__INSTRUCTION__
Could you extract every entry below and reproduce it exactly?

__Saved entries__
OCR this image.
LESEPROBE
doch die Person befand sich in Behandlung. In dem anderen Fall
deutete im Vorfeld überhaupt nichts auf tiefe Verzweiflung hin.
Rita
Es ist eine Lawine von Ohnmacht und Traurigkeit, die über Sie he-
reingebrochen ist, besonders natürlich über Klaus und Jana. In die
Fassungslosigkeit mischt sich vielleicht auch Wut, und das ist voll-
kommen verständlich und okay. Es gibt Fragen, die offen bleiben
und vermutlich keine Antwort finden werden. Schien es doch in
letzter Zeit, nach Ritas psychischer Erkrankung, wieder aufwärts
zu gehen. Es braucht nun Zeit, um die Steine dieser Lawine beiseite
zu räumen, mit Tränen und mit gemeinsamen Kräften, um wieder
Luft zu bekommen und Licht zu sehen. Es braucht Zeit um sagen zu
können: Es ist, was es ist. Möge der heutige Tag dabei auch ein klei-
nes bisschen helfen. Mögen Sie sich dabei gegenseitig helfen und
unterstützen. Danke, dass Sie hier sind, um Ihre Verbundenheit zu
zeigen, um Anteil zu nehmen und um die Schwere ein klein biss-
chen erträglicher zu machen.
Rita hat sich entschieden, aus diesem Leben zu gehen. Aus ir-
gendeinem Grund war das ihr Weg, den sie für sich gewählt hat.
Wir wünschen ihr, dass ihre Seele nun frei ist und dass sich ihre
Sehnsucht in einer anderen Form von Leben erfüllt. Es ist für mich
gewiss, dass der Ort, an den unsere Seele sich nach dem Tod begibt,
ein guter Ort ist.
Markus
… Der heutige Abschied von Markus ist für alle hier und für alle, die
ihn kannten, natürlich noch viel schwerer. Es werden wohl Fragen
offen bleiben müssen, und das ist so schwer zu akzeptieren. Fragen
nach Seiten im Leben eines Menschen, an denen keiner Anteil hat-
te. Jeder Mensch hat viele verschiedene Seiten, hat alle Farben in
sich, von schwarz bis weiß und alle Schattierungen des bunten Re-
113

__FINAL RESULT__
OCR this image.
LESEPROBE
doch die Person befand sich in Behandlung. In dem anderen Fall
deutete im Vorfeld überhaupt nichts auf tiefe Verzweiflung hin.
Rita
Es ist eine Lawine von Ohnmacht und Traurigkeit, die über Sie he-
reingebrochen ist, besonders natürlich über Klaus und Jana. In die
Fassungslosigkeit mischt sich vielleicht auch Wut, und das ist voll-
kommen verständlich und okay. Es gibt Fragen, die offen bleiben
und vermutlich keine Antwort finden werden. Schien es doch in
letzter Zeit, nach Ritas psychischer Erkrankung, wieder aufwärts
zu gehen. Es braucht nun Zeit, um die Steine dieser Lawine beiseite
zu räumen, mit Tränen und mit gemeinsamen Kräften, um wieder
Luft zu bekommen und Licht zu sehen. Es braucht Zeit um sagen zu
können: Es ist, was es ist. Möge der heutige Tag dabei auch ein klei-
nes bisschen helfen. Mögen Sie sich dabei gegenseitig helfen und
unterstützen. Danke, dass Sie hier sind, um Ihre Verbundenheit zu
zeigen, um Anteil zu nehmen und um die Schwere ein klein biss-
chen erträglicher zu machen.
Rita hat sich entschieden, aus diesem Leben zu gehen. Aus ir-
gendeinem Grund war das ihr Weg, den sie für sich gewählt hat.
Wir wünschen ihr, dass ihre Seele nun frei ist und dass sich ihre
Sehnsucht in einer anderen Form von Leben erfüllt. Es ist für mich
gewiss, dass der Ort, an den unsere Seele sich nach dem Tod begibt,
ein guter Ort ist.
Markus
… Der heutige Abschied von Markus ist für alle hier und für alle, die
ihn kannten, natürlich noch viel schwerer. Es werden wohl Fragen
offen bleiben müssen, und das ist so schwer zu akzeptieren. Fragen
nach Seiten im Leben eines Menschen, an denen keiner Anteil hat-
te. Jeder Mensch hat viele verschiedene Seiten, hat alle Farben in
sich, von schwarz bis weiß und alle Schattierungen des bunten Re-
113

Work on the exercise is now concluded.